## [EXERCISE DESCRIPTION]
Count how many lines of the data below contain the string "name"; the reply should be that number alone.
>> begin EXCERPTED RECORDS
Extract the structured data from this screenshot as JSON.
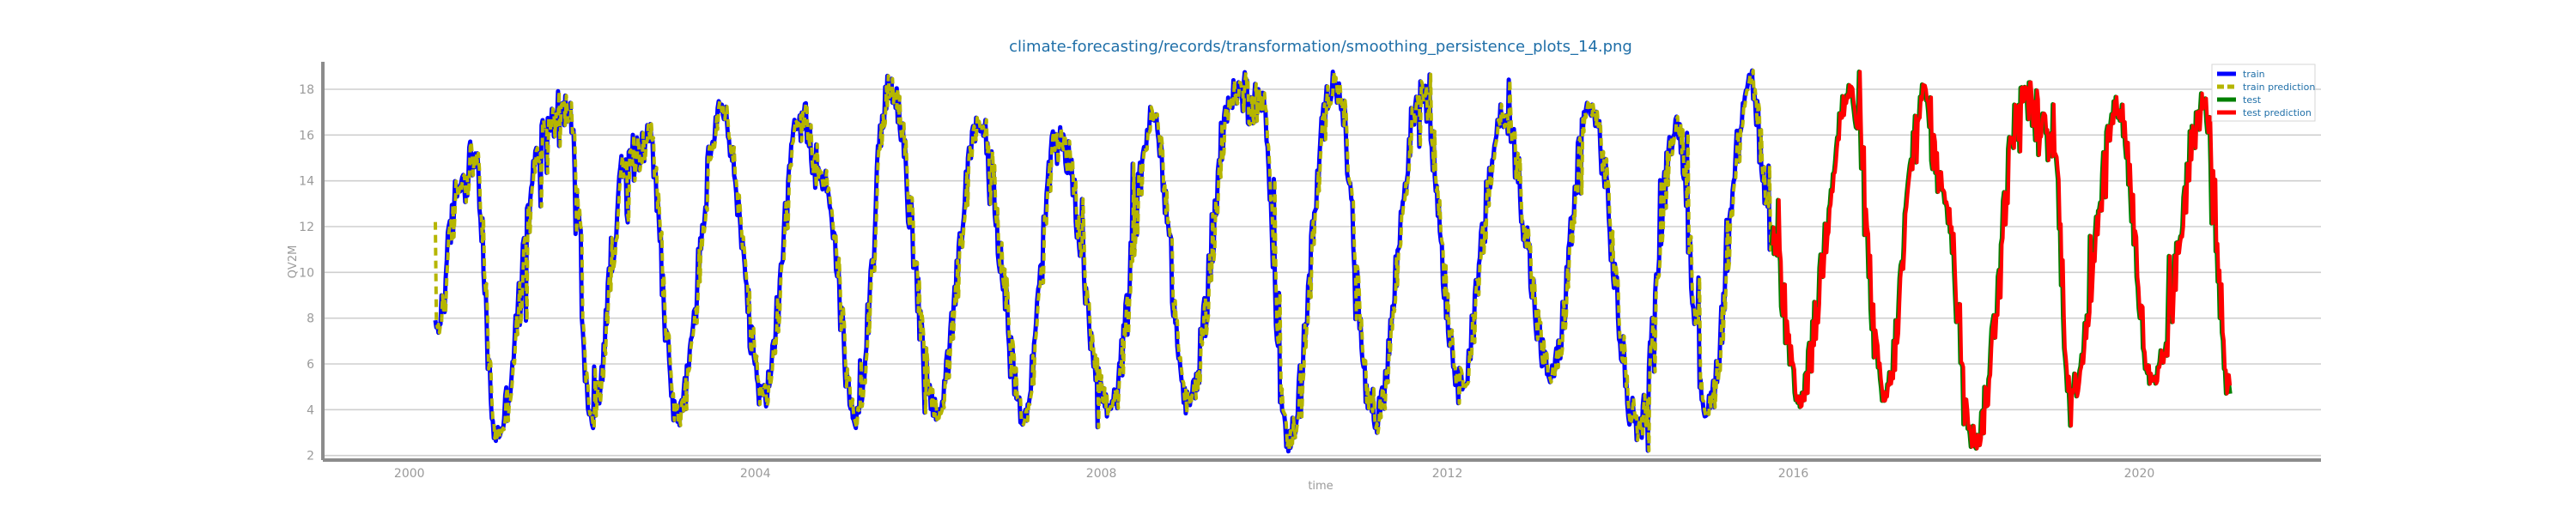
{
  "chart_data": {
    "type": "line",
    "title": "climate-forecasting/records/transformation/smoothing_persistence_plots_14.png",
    "xlabel": "time",
    "ylabel": "QV2M",
    "xlim": [
      1999.0,
      2022.1
    ],
    "ylim": [
      1.8,
      19.2
    ],
    "x_ticks": [
      2000,
      2004,
      2008,
      2012,
      2016,
      2020
    ],
    "x_tick_labels": [
      "2000",
      "2004",
      "2008",
      "2012",
      "2016",
      "2020"
    ],
    "y_ticks": [
      2,
      4,
      6,
      8,
      10,
      12,
      14,
      16,
      18
    ],
    "y_tick_labels": [
      "2",
      "4",
      "6",
      "8",
      "10",
      "12",
      "14",
      "16",
      "18"
    ],
    "grid": "horizontal",
    "legend_position": "top-right",
    "train_end_year": 2015.75,
    "series": [
      {
        "name": "train",
        "color": "#0000ff",
        "dash": "solid",
        "peaks": [
          [
            2000.3,
            7.5
          ],
          [
            2000.6,
            14.0
          ],
          [
            2000.75,
            15.0
          ],
          [
            2001.0,
            2.9
          ],
          [
            2001.6,
            16.5
          ],
          [
            2001.85,
            17.0
          ],
          [
            2002.1,
            3.5
          ],
          [
            2002.5,
            14.5
          ],
          [
            2002.75,
            16.2
          ],
          [
            2003.1,
            3.7
          ],
          [
            2003.6,
            17.0
          ],
          [
            2004.1,
            4.5
          ],
          [
            2004.5,
            16.8
          ],
          [
            2004.8,
            14.0
          ],
          [
            2005.15,
            3.7
          ],
          [
            2005.55,
            18.1
          ],
          [
            2006.1,
            4.0
          ],
          [
            2006.6,
            16.5
          ],
          [
            2007.1,
            3.8
          ],
          [
            2007.5,
            16.0
          ],
          [
            2008.1,
            4.0
          ],
          [
            2008.6,
            16.8
          ],
          [
            2009.0,
            4.3
          ],
          [
            2009.55,
            17.9
          ],
          [
            2009.85,
            17.5
          ],
          [
            2010.15,
            2.6
          ],
          [
            2010.7,
            18.5
          ],
          [
            2011.15,
            3.4
          ],
          [
            2011.7,
            17.9
          ],
          [
            2012.15,
            5.3
          ],
          [
            2012.65,
            16.8
          ],
          [
            2013.2,
            5.5
          ],
          [
            2013.65,
            17.2
          ],
          [
            2014.2,
            3.1
          ],
          [
            2014.65,
            16.5
          ],
          [
            2015.0,
            4.0
          ],
          [
            2015.5,
            18.5
          ],
          [
            2015.75,
            11.5
          ]
        ]
      },
      {
        "name": "train prediction",
        "color": "#b5b500",
        "dash": "dashed",
        "first_value": 12.2
      },
      {
        "name": "test",
        "color": "#008000",
        "dash": "solid",
        "peaks": [
          [
            2015.75,
            11.5
          ],
          [
            2016.05,
            4.5
          ],
          [
            2016.65,
            17.8
          ],
          [
            2017.05,
            4.5
          ],
          [
            2017.5,
            17.8
          ],
          [
            2017.7,
            14.0
          ],
          [
            2018.1,
            2.7
          ],
          [
            2018.65,
            17.7
          ],
          [
            2019.0,
            15.5
          ],
          [
            2019.2,
            4.8
          ],
          [
            2019.75,
            17.2
          ],
          [
            2020.15,
            5.0
          ],
          [
            2020.75,
            17.2
          ],
          [
            2021.05,
            4.7
          ]
        ]
      },
      {
        "name": "test prediction",
        "color": "#ff0000",
        "dash": "solid"
      }
    ]
  }
}
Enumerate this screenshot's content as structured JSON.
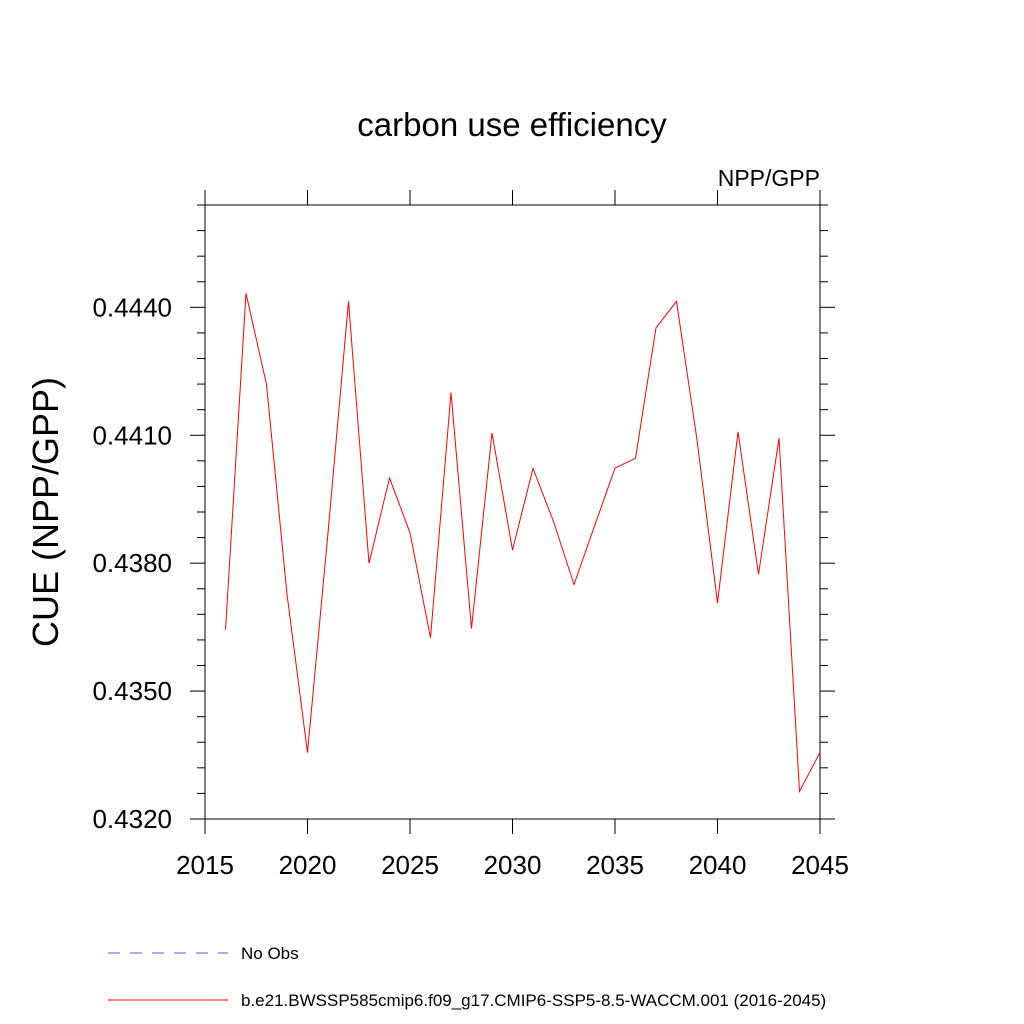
{
  "chart_data": {
    "type": "line",
    "title": "carbon use efficiency",
    "subtitle": "NPP/GPP",
    "xlabel": "",
    "ylabel": "CUE  (NPP/GPP)",
    "xlim": [
      2015,
      2045
    ],
    "ylim": [
      0.432,
      0.4464
    ],
    "x_ticks": [
      2015,
      2020,
      2025,
      2030,
      2035,
      2040,
      2045
    ],
    "x_tick_labels": [
      "2015",
      "2020",
      "2025",
      "2030",
      "2035",
      "2040",
      "2045"
    ],
    "y_ticks": [
      0.432,
      0.435,
      0.438,
      0.441,
      0.444
    ],
    "y_tick_labels": [
      "0.4320",
      "0.4350",
      "0.4380",
      "0.4410",
      "0.4440"
    ],
    "series": [
      {
        "name": "b.e21.BWSSP585cmip6.f09_g17.CMIP6-SSP5-8.5-WACCM.001 (2016-2045)",
        "color": "#ff0000",
        "x": [
          2016,
          2017,
          2018,
          2019,
          2020,
          2021,
          2022,
          2023,
          2024,
          2025,
          2026,
          2027,
          2028,
          2029,
          2030,
          2031,
          2032,
          2033,
          2034,
          2035,
          2036,
          2037,
          2038,
          2039,
          2040,
          2041,
          2042,
          2043,
          2044,
          2045
        ],
        "values": [
          0.43644,
          0.44433,
          0.44219,
          0.43727,
          0.43356,
          0.43871,
          0.44414,
          0.438,
          0.44,
          0.43871,
          0.43625,
          0.442,
          0.43647,
          0.44105,
          0.43831,
          0.44022,
          0.43898,
          0.4375,
          0.43887,
          0.44023,
          0.44046,
          0.44352,
          0.44414,
          0.44089,
          0.43707,
          0.44108,
          0.43774,
          0.44093,
          0.43265,
          0.43356
        ]
      }
    ],
    "legend": [
      {
        "label": "No Obs",
        "color": "#5a5ad0",
        "style": "dashed"
      },
      {
        "label": "b.e21.BWSSP585cmip6.f09_g17.CMIP6-SSP5-8.5-WACCM.001 (2016-2045)",
        "color": "#ff0000",
        "style": "solid"
      }
    ]
  }
}
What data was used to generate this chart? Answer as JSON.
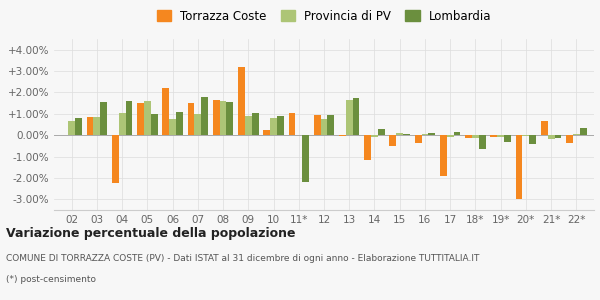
{
  "years": [
    "02",
    "03",
    "04",
    "05",
    "06",
    "07",
    "08",
    "09",
    "10",
    "11*",
    "12",
    "13",
    "14",
    "15",
    "16",
    "17",
    "18*",
    "19*",
    "20*",
    "21*",
    "22*"
  ],
  "torrazza": [
    0.02,
    0.85,
    -2.25,
    1.5,
    2.2,
    1.5,
    1.65,
    3.2,
    0.25,
    1.05,
    0.95,
    -0.05,
    -1.15,
    -0.5,
    -0.35,
    -1.9,
    -0.15,
    -0.1,
    -3.0,
    0.65,
    -0.35
  ],
  "provincia": [
    0.65,
    0.85,
    1.05,
    1.6,
    0.75,
    1.0,
    1.6,
    0.9,
    0.8,
    0.0,
    0.75,
    1.65,
    -0.1,
    0.1,
    0.05,
    -0.1,
    -0.15,
    -0.1,
    -0.05,
    -0.2,
    0.05
  ],
  "lombardia": [
    0.8,
    1.55,
    1.6,
    1.0,
    1.1,
    1.8,
    1.55,
    1.05,
    0.9,
    -2.2,
    0.95,
    1.75,
    0.3,
    0.05,
    0.1,
    0.15,
    -0.65,
    -0.3,
    -0.4,
    -0.15,
    0.35
  ],
  "color_torrazza": "#f5871f",
  "color_provincia": "#adc576",
  "color_lombardia": "#6b8f3e",
  "title": "Variazione percentuale della popolazione",
  "subtitle1": "COMUNE DI TORRAZZA COSTE (PV) - Dati ISTAT al 31 dicembre di ogni anno - Elaborazione TUTTITALIA.IT",
  "subtitle2": "(*) post-censimento",
  "ylim_min": -3.5,
  "ylim_max": 4.5,
  "yticks": [
    -3.0,
    -2.0,
    -1.0,
    0.0,
    1.0,
    2.0,
    3.0,
    4.0
  ],
  "ytick_labels": [
    "-3.00%",
    "-2.00%",
    "-1.00%",
    "0.00%",
    "+1.00%",
    "+2.00%",
    "+3.00%",
    "+4.00%"
  ],
  "bg_color": "#f7f7f7",
  "bar_width": 0.27
}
>> end EXCERPTED RECORDS
## [PROBLEM SOLUTION]
5